- **RECORDS PROVIDED**:
········
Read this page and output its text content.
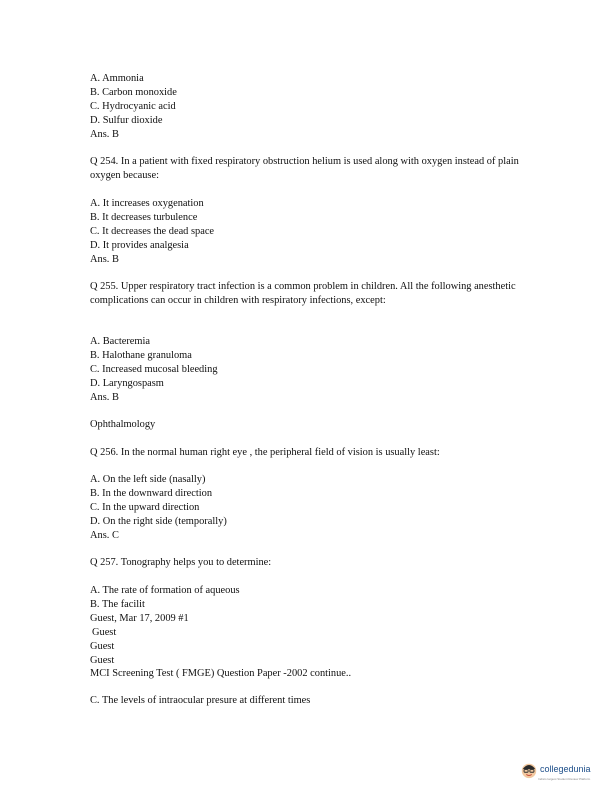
A. Ammonia
B. Carbon monoxide
C. Hydrocyanic acid
D. Sulfur dioxide
Ans. B
Q 254. In a patient with fixed respiratory obstruction helium is used along with oxygen instead of plain oxygen because:
A. It increases oxygenation
B. It decreases turbulence
C. It decreases the dead space
D. It provides analgesia
Ans. B
Q 255. Upper respiratory tract infection is a common problem in children. All the following anesthetic complications can occur in children with respiratory infections, except:
A. Bacteremia
B. Halothane granuloma
C. Increased mucosal bleeding
D. Laryngospasm
Ans. B
Ophthalmology
Q 256. In the normal human right eye , the peripheral field of vision is usually least:
A. On the left side (nasally)
B. In the downward direction
C. In the upward direction
D. On the right side (temporally)
Ans. C
Q 257. Tonography helps you to determine:
A. The rate of formation of aqueous
B. The facilit
Guest, Mar 17, 2009 #1
Guest
Guest
Guest
MCI Screening Test ( FMGE) Question Paper -2002 continue..
C. The levels of intraocular presure at different times
collegedunia
India's largest Student Review Platform
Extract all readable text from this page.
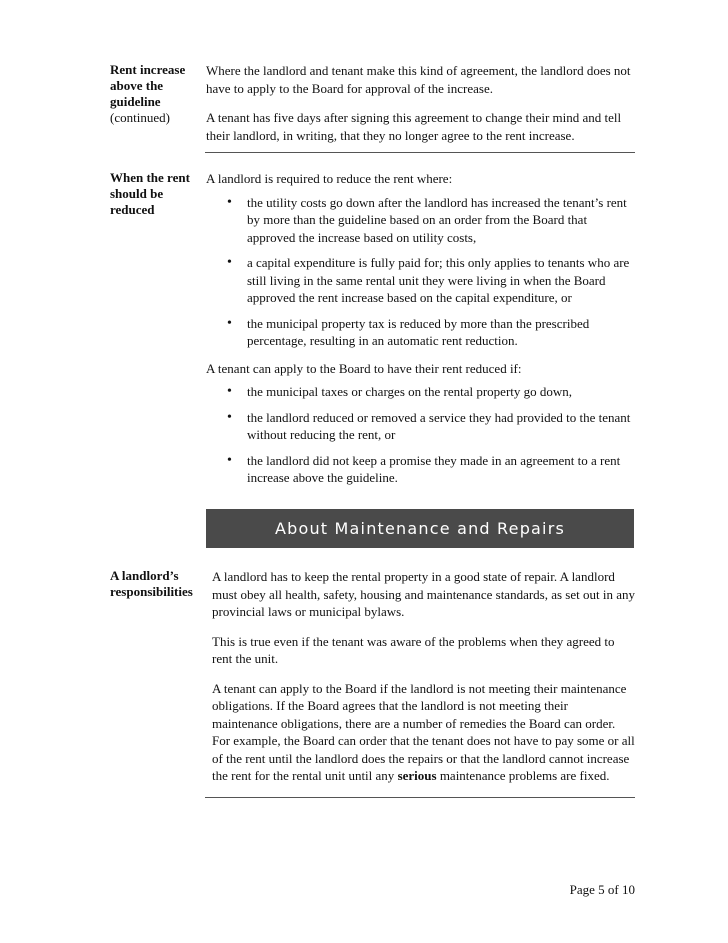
Rent increase above the guideline
(continued)

Where the landlord and tenant make this kind of agreement, the landlord does not have to apply to the Board for approval of the increase.

A tenant has five days after signing this agreement to change their mind and tell their landlord, in writing, that they no longer agree to the rent increase.

When the rent should be reduced

A landlord is required to reduce the rent where:

• the utility costs go down after the landlord has increased the tenant’s rent by more than the guideline based on an order from the Board that approved the increase based on utility costs,
• a capital expenditure is fully paid for; this only applies to tenants who are still living in the same rental unit they were living in when the Board approved the rent increase based on the capital expenditure, or
• the municipal property tax is reduced by more than the prescribed percentage, resulting in an automatic rent reduction.

A tenant can apply to the Board to have their rent reduced if:

• the municipal taxes or charges on the rental property go down,
• the landlord reduced or removed a service they had provided to the tenant without reducing the rent, or
• the landlord did not keep a promise they made in an agreement to a rent increase above the guideline.
About Maintenance and Repairs
A landlord’s responsibilities

A landlord has to keep the rental property in a good state of repair. A landlord must obey all health, safety, housing and maintenance standards, as set out in any provincial laws or municipal bylaws.

This is true even if the tenant was aware of the problems when they agreed to rent the unit.

A tenant can apply to the Board if the landlord is not meeting their maintenance obligations. If the Board agrees that the landlord is not meeting their maintenance obligations, there are a number of remedies the Board can order. For example, the Board can order that the tenant does not have to pay some or all of the rent until the landlord does the repairs or that the landlord cannot increase the rent for the rental unit until any serious maintenance problems are fixed.

Page 5 of 10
········
- **GIVEN PROBLEM**:
How many lines in these records hold the string "from"? Reply with the number alone.

- **EXERCISE ANSWER**:
2